#### What is being asked:
Find how many lines in the material hold the word "this", then state that number and nothing more.

::: Recorded information

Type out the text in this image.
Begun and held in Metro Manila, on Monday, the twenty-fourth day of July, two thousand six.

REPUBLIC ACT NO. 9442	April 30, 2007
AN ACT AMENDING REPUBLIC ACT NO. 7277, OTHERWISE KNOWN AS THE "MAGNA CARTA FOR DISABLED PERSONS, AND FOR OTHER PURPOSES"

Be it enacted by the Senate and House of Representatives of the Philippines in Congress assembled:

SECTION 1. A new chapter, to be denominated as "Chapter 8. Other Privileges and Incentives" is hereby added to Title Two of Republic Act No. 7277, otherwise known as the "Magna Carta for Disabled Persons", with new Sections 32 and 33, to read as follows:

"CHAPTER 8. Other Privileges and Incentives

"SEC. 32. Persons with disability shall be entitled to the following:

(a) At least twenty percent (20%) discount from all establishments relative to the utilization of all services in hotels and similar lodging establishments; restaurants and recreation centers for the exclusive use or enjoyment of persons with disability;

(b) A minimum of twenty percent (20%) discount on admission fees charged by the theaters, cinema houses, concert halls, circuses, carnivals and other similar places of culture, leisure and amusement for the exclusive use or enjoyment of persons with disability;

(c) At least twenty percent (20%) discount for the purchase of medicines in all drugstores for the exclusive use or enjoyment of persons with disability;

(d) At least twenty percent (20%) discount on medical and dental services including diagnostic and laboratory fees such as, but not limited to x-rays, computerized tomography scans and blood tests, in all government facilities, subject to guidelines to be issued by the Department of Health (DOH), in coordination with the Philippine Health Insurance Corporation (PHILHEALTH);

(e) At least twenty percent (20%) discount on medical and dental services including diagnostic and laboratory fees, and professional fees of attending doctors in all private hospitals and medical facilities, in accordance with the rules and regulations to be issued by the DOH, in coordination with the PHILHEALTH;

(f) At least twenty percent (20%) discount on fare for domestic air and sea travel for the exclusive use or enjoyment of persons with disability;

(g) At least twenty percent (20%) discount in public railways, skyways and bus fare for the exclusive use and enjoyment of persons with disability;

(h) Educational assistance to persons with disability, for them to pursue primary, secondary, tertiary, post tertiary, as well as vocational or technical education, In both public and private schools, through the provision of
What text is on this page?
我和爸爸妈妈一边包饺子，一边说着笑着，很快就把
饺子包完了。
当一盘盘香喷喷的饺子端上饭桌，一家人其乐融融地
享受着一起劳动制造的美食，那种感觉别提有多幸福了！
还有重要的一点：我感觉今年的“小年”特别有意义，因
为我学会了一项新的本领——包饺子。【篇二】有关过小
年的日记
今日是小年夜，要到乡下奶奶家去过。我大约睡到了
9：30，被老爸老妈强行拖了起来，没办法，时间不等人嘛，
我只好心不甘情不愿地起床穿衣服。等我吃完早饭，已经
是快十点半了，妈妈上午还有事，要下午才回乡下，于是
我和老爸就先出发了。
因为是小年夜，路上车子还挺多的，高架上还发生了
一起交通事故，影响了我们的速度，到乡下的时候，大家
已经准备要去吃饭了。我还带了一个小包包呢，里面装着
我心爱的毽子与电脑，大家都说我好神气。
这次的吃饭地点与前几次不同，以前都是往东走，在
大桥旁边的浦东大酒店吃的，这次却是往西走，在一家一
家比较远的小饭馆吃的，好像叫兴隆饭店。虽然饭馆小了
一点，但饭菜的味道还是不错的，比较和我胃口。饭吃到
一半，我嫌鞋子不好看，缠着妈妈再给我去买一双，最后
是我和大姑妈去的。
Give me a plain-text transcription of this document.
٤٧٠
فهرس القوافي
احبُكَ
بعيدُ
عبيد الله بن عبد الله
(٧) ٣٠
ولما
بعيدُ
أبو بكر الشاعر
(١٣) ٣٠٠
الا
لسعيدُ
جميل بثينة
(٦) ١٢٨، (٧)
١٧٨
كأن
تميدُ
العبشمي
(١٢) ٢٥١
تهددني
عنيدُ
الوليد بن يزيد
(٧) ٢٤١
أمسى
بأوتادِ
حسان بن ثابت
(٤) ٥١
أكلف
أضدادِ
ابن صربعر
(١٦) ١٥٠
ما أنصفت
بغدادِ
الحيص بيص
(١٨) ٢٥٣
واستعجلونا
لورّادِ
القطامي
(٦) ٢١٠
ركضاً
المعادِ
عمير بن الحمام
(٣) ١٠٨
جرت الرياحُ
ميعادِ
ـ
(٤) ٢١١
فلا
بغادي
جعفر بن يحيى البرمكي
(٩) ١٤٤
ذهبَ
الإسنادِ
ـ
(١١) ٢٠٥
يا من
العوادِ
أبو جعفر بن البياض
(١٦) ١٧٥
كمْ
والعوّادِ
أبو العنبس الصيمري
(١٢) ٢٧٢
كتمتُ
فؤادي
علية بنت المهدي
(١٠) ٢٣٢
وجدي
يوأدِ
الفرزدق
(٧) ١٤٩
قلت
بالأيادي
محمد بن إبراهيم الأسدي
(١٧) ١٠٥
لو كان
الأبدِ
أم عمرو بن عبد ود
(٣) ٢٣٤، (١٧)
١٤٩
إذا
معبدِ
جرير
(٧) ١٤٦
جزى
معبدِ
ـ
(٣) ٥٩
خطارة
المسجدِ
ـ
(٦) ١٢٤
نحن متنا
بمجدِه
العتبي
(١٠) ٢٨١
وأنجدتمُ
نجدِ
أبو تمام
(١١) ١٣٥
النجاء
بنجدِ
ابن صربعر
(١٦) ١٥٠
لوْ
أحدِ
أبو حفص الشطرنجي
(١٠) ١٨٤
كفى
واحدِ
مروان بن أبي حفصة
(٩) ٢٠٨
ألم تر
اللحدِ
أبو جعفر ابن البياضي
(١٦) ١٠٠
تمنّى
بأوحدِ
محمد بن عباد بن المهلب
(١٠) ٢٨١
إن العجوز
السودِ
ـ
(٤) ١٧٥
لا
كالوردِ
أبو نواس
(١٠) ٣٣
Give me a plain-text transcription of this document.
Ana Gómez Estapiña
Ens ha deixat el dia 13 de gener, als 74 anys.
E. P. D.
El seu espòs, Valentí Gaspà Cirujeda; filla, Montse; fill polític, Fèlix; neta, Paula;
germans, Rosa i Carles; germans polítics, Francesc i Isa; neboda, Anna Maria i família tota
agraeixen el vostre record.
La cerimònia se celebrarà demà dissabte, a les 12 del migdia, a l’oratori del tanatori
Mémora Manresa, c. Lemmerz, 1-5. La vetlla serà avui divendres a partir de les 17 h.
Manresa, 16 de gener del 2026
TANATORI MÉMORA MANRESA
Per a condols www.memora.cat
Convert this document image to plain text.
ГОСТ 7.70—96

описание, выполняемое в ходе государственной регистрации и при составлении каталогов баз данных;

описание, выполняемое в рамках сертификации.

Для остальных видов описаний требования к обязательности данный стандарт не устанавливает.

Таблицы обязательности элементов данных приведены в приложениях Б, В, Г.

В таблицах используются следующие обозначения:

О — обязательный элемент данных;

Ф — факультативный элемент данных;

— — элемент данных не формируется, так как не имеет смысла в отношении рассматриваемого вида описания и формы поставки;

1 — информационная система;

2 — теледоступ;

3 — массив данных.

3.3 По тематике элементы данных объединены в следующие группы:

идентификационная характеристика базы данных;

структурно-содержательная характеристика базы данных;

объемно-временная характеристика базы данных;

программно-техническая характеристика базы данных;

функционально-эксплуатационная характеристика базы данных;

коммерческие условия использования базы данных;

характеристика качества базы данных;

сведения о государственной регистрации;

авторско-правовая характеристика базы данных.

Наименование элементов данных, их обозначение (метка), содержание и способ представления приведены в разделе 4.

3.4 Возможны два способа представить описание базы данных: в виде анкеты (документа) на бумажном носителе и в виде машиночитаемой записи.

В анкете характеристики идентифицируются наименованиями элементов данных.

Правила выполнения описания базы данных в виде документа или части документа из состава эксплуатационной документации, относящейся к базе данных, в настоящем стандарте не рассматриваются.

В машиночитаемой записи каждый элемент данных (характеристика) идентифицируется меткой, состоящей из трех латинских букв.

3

::::::

#### Task solution:
5